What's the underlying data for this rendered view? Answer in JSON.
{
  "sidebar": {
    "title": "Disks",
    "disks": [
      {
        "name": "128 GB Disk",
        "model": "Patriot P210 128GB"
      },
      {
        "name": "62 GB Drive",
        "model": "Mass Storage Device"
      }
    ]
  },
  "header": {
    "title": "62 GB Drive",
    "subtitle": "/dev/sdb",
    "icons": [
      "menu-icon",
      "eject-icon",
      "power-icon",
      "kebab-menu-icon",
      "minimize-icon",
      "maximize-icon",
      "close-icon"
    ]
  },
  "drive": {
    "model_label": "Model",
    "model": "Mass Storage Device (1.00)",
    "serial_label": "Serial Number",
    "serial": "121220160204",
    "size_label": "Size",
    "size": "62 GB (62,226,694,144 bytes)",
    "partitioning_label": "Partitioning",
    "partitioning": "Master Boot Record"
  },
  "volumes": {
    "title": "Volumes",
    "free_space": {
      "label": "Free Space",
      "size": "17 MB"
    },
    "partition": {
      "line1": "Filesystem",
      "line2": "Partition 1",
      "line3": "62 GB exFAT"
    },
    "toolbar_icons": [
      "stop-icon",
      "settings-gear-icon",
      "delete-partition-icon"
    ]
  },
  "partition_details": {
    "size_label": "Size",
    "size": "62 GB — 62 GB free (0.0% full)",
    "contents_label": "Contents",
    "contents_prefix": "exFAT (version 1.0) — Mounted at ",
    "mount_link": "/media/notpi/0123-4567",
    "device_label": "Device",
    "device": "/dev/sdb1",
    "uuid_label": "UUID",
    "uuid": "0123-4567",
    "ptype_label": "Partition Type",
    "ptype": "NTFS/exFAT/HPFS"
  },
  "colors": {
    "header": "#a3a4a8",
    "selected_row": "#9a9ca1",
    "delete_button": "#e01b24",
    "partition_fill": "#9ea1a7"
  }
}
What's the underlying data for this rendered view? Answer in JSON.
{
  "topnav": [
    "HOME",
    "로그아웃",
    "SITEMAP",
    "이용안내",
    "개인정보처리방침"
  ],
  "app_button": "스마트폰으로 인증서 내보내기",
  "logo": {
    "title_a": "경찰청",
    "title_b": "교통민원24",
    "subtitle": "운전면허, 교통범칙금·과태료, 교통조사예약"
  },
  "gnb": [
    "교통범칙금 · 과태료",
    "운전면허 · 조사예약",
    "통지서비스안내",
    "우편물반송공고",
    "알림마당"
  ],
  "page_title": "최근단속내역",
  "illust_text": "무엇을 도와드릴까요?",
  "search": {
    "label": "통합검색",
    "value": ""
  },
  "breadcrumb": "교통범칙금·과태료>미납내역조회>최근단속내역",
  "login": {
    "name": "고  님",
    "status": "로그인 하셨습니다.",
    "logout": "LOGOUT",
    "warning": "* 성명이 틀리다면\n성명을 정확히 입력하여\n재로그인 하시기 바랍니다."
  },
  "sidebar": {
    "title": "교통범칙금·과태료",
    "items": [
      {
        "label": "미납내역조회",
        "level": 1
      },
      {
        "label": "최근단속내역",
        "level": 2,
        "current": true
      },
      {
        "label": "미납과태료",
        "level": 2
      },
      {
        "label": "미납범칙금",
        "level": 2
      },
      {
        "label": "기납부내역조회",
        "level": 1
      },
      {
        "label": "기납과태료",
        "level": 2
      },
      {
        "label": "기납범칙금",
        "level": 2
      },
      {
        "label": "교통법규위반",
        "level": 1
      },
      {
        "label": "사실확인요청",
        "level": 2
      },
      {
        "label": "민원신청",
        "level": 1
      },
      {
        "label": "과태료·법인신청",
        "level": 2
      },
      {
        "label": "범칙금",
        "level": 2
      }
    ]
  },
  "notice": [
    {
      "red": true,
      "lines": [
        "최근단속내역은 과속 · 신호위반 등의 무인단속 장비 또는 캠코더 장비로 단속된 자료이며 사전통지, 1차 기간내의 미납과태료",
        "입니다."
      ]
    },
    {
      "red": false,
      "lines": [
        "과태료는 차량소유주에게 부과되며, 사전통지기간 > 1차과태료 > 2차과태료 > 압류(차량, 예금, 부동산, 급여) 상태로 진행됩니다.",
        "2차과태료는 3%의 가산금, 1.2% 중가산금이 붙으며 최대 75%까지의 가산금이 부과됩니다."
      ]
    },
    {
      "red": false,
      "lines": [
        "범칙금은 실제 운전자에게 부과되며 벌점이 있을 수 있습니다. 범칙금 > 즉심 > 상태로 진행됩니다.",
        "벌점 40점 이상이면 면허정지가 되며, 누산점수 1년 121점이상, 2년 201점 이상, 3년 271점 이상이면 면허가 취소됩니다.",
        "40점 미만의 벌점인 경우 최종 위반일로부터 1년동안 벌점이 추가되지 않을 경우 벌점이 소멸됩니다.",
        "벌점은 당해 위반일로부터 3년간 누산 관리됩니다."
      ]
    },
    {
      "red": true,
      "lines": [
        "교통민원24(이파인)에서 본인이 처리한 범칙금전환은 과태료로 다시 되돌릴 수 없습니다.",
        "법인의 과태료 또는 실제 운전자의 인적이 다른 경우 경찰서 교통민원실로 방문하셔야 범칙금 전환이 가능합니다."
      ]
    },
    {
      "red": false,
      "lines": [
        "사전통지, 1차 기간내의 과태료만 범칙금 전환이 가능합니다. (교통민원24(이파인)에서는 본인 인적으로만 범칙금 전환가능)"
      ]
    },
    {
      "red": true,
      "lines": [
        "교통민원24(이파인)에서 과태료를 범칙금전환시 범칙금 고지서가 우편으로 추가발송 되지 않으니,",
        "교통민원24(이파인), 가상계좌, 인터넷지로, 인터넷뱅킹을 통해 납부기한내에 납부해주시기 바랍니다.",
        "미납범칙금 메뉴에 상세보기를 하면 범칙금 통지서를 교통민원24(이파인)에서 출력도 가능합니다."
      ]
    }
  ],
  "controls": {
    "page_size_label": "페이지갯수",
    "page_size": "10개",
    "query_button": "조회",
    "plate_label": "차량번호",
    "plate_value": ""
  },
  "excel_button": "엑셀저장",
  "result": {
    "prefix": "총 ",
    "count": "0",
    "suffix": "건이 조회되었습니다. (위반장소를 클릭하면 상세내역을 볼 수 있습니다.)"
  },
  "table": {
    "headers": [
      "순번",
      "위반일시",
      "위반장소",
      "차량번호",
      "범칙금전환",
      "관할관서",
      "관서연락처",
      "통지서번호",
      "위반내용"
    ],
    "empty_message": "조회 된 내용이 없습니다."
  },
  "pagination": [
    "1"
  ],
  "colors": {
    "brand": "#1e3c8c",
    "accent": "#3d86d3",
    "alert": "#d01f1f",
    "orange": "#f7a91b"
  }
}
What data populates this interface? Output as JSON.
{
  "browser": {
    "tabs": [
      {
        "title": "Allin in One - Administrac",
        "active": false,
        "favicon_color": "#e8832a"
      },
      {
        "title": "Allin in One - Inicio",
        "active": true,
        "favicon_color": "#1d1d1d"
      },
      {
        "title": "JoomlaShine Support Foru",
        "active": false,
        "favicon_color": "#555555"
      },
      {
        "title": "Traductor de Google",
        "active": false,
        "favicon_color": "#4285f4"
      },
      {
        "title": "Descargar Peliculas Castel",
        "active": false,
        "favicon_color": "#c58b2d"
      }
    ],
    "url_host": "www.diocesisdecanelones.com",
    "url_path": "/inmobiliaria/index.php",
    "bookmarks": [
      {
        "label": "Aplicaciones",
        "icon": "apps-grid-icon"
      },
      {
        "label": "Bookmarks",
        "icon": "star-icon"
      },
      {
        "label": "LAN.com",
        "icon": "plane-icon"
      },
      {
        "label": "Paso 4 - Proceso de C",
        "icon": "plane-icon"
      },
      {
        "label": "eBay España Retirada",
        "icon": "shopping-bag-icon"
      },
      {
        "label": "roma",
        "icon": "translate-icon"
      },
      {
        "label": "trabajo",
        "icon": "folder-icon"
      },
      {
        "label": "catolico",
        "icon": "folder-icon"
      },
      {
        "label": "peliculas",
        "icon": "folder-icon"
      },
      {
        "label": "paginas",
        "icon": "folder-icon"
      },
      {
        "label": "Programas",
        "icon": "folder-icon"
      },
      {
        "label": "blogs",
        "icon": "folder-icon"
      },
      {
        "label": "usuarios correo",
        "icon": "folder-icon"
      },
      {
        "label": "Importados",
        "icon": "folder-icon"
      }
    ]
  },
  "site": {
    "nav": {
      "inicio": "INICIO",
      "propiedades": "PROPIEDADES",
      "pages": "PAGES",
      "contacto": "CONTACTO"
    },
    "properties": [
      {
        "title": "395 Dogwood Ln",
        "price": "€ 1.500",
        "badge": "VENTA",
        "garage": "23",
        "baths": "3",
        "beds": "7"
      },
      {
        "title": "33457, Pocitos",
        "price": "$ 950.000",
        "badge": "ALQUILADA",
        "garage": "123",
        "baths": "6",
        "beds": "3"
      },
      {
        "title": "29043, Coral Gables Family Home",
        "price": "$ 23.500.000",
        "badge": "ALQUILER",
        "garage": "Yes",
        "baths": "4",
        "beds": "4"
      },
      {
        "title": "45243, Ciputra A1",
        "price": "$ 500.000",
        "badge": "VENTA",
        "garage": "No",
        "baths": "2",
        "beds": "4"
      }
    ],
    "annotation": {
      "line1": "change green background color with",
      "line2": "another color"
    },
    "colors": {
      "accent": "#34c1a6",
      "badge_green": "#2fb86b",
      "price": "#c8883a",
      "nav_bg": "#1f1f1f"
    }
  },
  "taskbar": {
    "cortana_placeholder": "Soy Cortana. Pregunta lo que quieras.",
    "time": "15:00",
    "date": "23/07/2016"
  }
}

(WHAT IS BEING ASKED):
Give only the number of lines in the material above that hold the word "없습니다".

(SOLUTION FOR THIS PROBLEM):
2